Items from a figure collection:
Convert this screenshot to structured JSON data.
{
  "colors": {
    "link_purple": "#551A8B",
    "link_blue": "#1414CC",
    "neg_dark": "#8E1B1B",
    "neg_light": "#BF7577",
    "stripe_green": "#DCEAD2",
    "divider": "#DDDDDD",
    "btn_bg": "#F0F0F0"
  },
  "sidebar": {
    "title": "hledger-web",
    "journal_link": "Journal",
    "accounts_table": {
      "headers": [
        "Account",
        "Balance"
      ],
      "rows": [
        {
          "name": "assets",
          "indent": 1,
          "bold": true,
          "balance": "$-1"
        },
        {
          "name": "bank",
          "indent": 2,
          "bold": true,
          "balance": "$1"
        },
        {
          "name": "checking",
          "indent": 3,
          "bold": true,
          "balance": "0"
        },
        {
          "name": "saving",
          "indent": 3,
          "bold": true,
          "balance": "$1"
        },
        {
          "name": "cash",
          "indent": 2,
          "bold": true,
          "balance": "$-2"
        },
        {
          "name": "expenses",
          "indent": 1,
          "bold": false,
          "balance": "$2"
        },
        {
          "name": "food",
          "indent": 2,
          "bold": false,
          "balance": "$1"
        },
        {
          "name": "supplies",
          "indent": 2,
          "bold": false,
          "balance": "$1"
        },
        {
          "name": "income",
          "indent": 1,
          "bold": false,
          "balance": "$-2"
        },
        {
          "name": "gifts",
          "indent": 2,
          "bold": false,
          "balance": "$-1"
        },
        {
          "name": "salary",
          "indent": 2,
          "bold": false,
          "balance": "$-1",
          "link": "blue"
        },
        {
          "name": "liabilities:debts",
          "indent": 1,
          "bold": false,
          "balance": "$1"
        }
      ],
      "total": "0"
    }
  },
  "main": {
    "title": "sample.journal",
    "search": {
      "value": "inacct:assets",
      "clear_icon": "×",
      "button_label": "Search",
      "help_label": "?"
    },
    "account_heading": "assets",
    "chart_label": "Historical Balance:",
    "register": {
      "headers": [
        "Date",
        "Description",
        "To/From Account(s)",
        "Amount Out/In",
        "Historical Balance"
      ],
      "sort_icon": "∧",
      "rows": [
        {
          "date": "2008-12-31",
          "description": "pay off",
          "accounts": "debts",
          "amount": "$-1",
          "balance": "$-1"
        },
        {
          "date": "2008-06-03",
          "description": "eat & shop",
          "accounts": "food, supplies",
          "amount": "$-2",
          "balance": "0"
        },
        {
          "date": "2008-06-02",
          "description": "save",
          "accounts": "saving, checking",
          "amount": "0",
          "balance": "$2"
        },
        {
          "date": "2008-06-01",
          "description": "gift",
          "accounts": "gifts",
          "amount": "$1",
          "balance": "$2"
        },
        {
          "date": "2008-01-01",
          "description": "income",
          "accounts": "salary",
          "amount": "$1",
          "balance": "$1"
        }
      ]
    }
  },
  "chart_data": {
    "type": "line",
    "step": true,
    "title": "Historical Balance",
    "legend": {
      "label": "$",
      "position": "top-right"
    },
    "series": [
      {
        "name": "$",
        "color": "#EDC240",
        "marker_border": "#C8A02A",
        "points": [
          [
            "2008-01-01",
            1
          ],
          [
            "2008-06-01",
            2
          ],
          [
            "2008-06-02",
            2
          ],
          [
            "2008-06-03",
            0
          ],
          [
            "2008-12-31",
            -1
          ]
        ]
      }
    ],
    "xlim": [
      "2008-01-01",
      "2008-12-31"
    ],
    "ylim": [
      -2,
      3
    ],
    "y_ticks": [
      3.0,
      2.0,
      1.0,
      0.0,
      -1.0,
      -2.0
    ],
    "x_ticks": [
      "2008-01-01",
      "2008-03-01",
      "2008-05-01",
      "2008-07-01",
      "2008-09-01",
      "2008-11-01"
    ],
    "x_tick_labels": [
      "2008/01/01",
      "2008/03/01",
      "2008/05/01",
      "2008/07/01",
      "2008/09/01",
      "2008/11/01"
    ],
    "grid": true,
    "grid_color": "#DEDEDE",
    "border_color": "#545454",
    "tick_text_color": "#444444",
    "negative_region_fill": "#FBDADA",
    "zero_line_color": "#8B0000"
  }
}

◆ What you should do ◆
Output all of the data above without any alteration.

◆ Task output ◆
Convert this screenshot to structured JSON data.
{
  "colors": {
    "link_purple": "#551A8B",
    "link_blue": "#1414CC",
    "neg_dark": "#8E1B1B",
    "neg_light": "#BF7577",
    "stripe_green": "#DCEAD2",
    "divider": "#DDDDDD",
    "btn_bg": "#F0F0F0"
  },
  "sidebar": {
    "title": "hledger-web",
    "journal_link": "Journal",
    "accounts_table": {
      "headers": [
        "Account",
        "Balance"
      ],
      "rows": [
        {
          "name": "assets",
          "indent": 1,
          "bold": true,
          "balance": "$-1"
        },
        {
          "name": "bank",
          "indent": 2,
          "bold": true,
          "balance": "$1"
        },
        {
          "name": "checking",
          "indent": 3,
          "bold": true,
          "balance": "0"
        },
        {
          "name": "saving",
          "indent": 3,
          "bold": true,
          "balance": "$1"
        },
        {
          "name": "cash",
          "indent": 2,
          "bold": true,
          "balance": "$-2"
        },
        {
          "name": "expenses",
          "indent": 1,
          "bold": false,
          "balance": "$2"
        },
        {
          "name": "food",
          "indent": 2,
          "bold": false,
          "balance": "$1"
        },
        {
          "name": "supplies",
          "indent": 2,
          "bold": false,
          "balance": "$1"
        },
        {
          "name": "income",
          "indent": 1,
          "bold": false,
          "balance": "$-2"
        },
        {
          "name": "gifts",
          "indent": 2,
          "bold": false,
          "balance": "$-1"
        },
        {
          "name": "salary",
          "indent": 2,
          "bold": false,
          "balance": "$-1",
          "link": "blue"
        },
        {
          "name": "liabilities:debts",
          "indent": 1,
          "bold": false,
          "balance": "$1"
        }
      ],
      "total": "0"
    }
  },
  "main": {
    "title": "sample.journal",
    "search": {
      "value": "inacct:assets",
      "clear_icon": "×",
      "button_label": "Search",
      "help_label": "?"
    },
    "account_heading": "assets",
    "chart_label": "Historical Balance:",
    "register": {
      "headers": [
        "Date",
        "Description",
        "To/From Account(s)",
        "Amount Out/In",
        "Historical Balance"
      ],
      "sort_icon": "∧",
      "rows": [
        {
          "date": "2008-12-31",
          "description": "pay off",
          "accounts": "debts",
          "amount": "$-1",
          "balance": "$-1"
        },
        {
          "date": "2008-06-03",
          "description": "eat & shop",
          "accounts": "food, supplies",
          "amount": "$-2",
          "balance": "0"
        },
        {
          "date": "2008-06-02",
          "description": "save",
          "accounts": "saving, checking",
          "amount": "0",
          "balance": "$2"
        },
        {
          "date": "2008-06-01",
          "description": "gift",
          "accounts": "gifts",
          "amount": "$1",
          "balance": "$2"
        },
        {
          "date": "2008-01-01",
          "description": "income",
          "accounts": "salary",
          "amount": "$1",
          "balance": "$1"
        }
      ]
    }
  },
  "chart_data": {
    "type": "line",
    "step": true,
    "title": "Historical Balance",
    "legend": {
      "label": "$",
      "position": "top-right"
    },
    "series": [
      {
        "name": "$",
        "color": "#EDC240",
        "marker_border": "#C8A02A",
        "points": [
          [
            "2008-01-01",
            1
          ],
          [
            "2008-06-01",
            2
          ],
          [
            "2008-06-02",
            2
          ],
          [
            "2008-06-03",
            0
          ],
          [
            "2008-12-31",
            -1
          ]
        ]
      }
    ],
    "xlim": [
      "2008-01-01",
      "2008-12-31"
    ],
    "ylim": [
      -2,
      3
    ],
    "y_ticks": [
      3.0,
      2.0,
      1.0,
      0.0,
      -1.0,
      -2.0
    ],
    "x_ticks": [
      "2008-01-01",
      "2008-03-01",
      "2008-05-01",
      "2008-07-01",
      "2008-09-01",
      "2008-11-01"
    ],
    "x_tick_labels": [
      "2008/01/01",
      "2008/03/01",
      "2008/05/01",
      "2008/07/01",
      "2008/09/01",
      "2008/11/01"
    ],
    "grid": true,
    "grid_color": "#DEDEDE",
    "border_color": "#545454",
    "tick_text_color": "#444444",
    "negative_region_fill": "#FBDADA",
    "zero_line_color": "#8B0000"
  }
}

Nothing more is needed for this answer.